**Task statement:**
Copy out every line of the records where the string "name" occurs.

**Extracted records:**

═══

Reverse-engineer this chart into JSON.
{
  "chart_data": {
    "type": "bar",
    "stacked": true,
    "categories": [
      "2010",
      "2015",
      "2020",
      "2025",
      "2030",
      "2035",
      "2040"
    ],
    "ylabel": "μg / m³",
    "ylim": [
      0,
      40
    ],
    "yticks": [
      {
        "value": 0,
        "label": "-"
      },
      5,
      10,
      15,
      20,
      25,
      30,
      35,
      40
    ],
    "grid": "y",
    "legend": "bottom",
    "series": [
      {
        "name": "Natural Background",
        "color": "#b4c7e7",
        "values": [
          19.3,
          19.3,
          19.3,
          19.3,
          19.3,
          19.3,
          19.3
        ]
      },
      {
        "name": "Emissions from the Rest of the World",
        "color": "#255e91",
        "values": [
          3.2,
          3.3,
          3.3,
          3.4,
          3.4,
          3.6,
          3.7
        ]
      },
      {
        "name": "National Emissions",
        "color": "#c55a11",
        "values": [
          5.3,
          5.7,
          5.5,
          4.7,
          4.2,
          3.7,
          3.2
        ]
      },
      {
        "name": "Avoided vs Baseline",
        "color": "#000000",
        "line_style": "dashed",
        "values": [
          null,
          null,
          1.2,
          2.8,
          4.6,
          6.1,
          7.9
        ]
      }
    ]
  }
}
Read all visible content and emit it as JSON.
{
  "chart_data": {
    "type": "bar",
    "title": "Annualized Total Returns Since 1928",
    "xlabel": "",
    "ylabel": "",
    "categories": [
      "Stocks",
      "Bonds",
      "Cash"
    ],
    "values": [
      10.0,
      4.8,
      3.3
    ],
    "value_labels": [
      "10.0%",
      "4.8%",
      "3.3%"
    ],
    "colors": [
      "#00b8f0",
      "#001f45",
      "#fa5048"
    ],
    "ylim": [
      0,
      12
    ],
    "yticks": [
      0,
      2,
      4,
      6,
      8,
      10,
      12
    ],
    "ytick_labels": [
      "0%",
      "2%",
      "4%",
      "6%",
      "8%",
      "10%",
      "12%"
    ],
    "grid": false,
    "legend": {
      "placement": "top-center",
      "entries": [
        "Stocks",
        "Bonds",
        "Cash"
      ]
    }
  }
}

═══

**Written answer:**
        "name": "Natural Background",
        "name": "Emissions from the Rest of the World",
        "name": "National Emissions",
        "name": "Avoided vs Baseline",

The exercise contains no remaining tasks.